[Records shown start]

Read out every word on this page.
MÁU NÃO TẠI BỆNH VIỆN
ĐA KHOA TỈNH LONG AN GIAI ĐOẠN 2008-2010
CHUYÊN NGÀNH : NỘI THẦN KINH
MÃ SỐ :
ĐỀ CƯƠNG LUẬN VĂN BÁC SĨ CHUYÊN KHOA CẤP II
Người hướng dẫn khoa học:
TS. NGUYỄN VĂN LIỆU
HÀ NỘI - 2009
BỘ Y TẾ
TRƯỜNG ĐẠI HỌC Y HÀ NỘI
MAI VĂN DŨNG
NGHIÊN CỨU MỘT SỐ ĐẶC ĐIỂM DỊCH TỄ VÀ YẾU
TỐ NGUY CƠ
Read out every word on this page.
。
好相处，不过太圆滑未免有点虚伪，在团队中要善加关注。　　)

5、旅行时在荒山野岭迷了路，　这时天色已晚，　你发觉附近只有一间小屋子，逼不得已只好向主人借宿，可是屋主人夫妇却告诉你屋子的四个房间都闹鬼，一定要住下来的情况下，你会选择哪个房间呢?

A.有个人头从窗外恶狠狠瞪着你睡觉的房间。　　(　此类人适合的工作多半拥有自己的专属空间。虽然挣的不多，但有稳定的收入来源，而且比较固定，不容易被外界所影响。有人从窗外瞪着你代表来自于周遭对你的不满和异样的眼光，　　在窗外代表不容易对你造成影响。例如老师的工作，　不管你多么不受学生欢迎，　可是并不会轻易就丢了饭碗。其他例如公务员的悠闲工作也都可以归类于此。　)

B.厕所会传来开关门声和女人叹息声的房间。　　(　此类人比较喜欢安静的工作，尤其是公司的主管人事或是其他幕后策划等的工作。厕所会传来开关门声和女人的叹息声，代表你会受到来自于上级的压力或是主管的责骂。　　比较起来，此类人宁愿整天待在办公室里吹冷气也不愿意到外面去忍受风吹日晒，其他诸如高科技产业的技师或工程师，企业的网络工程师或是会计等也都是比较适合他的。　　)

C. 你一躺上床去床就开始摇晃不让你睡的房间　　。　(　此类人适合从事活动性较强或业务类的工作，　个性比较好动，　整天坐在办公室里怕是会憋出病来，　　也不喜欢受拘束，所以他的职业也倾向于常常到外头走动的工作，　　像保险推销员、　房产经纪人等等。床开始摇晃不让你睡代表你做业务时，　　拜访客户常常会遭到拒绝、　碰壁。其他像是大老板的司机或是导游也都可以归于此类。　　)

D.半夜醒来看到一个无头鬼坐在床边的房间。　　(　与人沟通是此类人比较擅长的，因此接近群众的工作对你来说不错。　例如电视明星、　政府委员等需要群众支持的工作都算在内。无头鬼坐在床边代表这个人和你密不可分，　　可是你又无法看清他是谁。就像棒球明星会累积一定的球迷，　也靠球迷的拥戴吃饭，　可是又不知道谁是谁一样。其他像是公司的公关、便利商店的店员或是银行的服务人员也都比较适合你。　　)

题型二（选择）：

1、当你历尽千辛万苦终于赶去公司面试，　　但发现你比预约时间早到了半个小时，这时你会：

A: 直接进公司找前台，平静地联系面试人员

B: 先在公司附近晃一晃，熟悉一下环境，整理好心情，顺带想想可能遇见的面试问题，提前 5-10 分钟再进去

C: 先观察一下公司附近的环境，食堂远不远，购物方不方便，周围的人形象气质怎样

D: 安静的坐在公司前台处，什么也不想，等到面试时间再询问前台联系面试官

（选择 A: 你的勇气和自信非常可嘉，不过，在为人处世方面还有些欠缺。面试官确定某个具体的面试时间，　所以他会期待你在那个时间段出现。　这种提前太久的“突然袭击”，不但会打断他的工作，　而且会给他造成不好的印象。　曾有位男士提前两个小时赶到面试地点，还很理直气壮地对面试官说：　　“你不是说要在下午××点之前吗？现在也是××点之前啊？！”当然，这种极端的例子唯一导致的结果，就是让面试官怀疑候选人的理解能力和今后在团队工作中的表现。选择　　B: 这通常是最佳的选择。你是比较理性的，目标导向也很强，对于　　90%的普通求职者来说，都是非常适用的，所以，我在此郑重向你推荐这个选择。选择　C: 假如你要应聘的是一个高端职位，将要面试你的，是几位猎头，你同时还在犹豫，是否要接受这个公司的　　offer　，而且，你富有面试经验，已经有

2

[Records shown end]

Problem requirements: Exactly reproduce all of the entries above.

Full response:
Read out every word on this page.
MÁU NÃO TẠI BỆNH VIỆN
ĐA KHOA TỈNH LONG AN GIAI ĐOẠN 2008-2010
CHUYÊN NGÀNH : NỘI THẦN KINH
MÃ SỐ :
ĐỀ CƯƠNG LUẬN VĂN BÁC SĨ CHUYÊN KHOA CẤP II
Người hướng dẫn khoa học:
TS. NGUYỄN VĂN LIỆU
HÀ NỘI - 2009
BỘ Y TẾ
TRƯỜNG ĐẠI HỌC Y HÀ NỘI
MAI VĂN DŨNG
NGHIÊN CỨU MỘT SỐ ĐẶC ĐIỂM DỊCH TỄ VÀ YẾU
TỐ NGUY CƠ
Read out every word on this page.
。
好相处，不过太圆滑未免有点虚伪，在团队中要善加关注。　　)

5、旅行时在荒山野岭迷了路，　这时天色已晚，　你发觉附近只有一间小屋子，逼不得已只好向主人借宿，可是屋主人夫妇却告诉你屋子的四个房间都闹鬼，一定要住下来的情况下，你会选择哪个房间呢?

A.有个人头从窗外恶狠狠瞪着你睡觉的房间。　　(　此类人适合的工作多半拥有自己的专属空间。虽然挣的不多，但有稳定的收入来源，而且比较固定，不容易被外界所影响。有人从窗外瞪着你代表来自于周遭对你的不满和异样的眼光，　　在窗外代表不容易对你造成影响。例如老师的工作，　不管你多么不受学生欢迎，　可是并不会轻易就丢了饭碗。其他例如公务员的悠闲工作也都可以归类于此。　)

B.厕所会传来开关门声和女人叹息声的房间。　　(　此类人比较喜欢安静的工作，尤其是公司的主管人事或是其他幕后策划等的工作。厕所会传来开关门声和女人的叹息声，代表你会受到来自于上级的压力或是主管的责骂。　　比较起来，此类人宁愿整天待在办公室里吹冷气也不愿意到外面去忍受风吹日晒，其他诸如高科技产业的技师或工程师，企业的网络工程师或是会计等也都是比较适合他的。　　)

C. 你一躺上床去床就开始摇晃不让你睡的房间　　。　(　此类人适合从事活动性较强或业务类的工作，　个性比较好动，　整天坐在办公室里怕是会憋出病来，　　也不喜欢受拘束，所以他的职业也倾向于常常到外头走动的工作，　　像保险推销员、　房产经纪人等等。床开始摇晃不让你睡代表你做业务时，　　拜访客户常常会遭到拒绝、　碰壁。其他像是大老板的司机或是导游也都可以归于此类。　　)

D.半夜醒来看到一个无头鬼坐在床边的房间。　　(　与人沟通是此类人比较擅长的，因此接近群众的工作对你来说不错。　例如电视明星、　政府委员等需要群众支持的工作都算在内。无头鬼坐在床边代表这个人和你密不可分，　　可是你又无法看清他是谁。就像棒球明星会累积一定的球迷，　也靠球迷的拥戴吃饭，　可是又不知道谁是谁一样。其他像是公司的公关、便利商店的店员或是银行的服务人员也都比较适合你。　　)

题型二（选择）：

1、当你历尽千辛万苦终于赶去公司面试，　　但发现你比预约时间早到了半个小时，这时你会：

A: 直接进公司找前台，平静地联系面试人员

B: 先在公司附近晃一晃，熟悉一下环境，整理好心情，顺带想想可能遇见的面试问题，提前 5-10 分钟再进去

C: 先观察一下公司附近的环境，食堂远不远，购物方不方便，周围的人形象气质怎样

D: 安静的坐在公司前台处，什么也不想，等到面试时间再询问前台联系面试官

（选择 A: 你的勇气和自信非常可嘉，不过，在为人处世方面还有些欠缺。面试官确定某个具体的面试时间，　所以他会期待你在那个时间段出现。　这种提前太久的“突然袭击”，不但会打断他的工作，　而且会给他造成不好的印象。　曾有位男士提前两个小时赶到面试地点，还很理直气壮地对面试官说：　　“你不是说要在下午××点之前吗？现在也是××点之前啊？！”当然，这种极端的例子唯一导致的结果，就是让面试官怀疑候选人的理解能力和今后在团队工作中的表现。选择　　B: 这通常是最佳的选择。你是比较理性的，目标导向也很强，对于　　90%的普通求职者来说，都是非常适用的，所以，我在此郑重向你推荐这个选择。选择　C: 假如你要应聘的是一个高端职位，将要面试你的，是几位猎头，你同时还在犹豫，是否要接受这个公司的　　offer　，而且，你富有面试经验，已经有

2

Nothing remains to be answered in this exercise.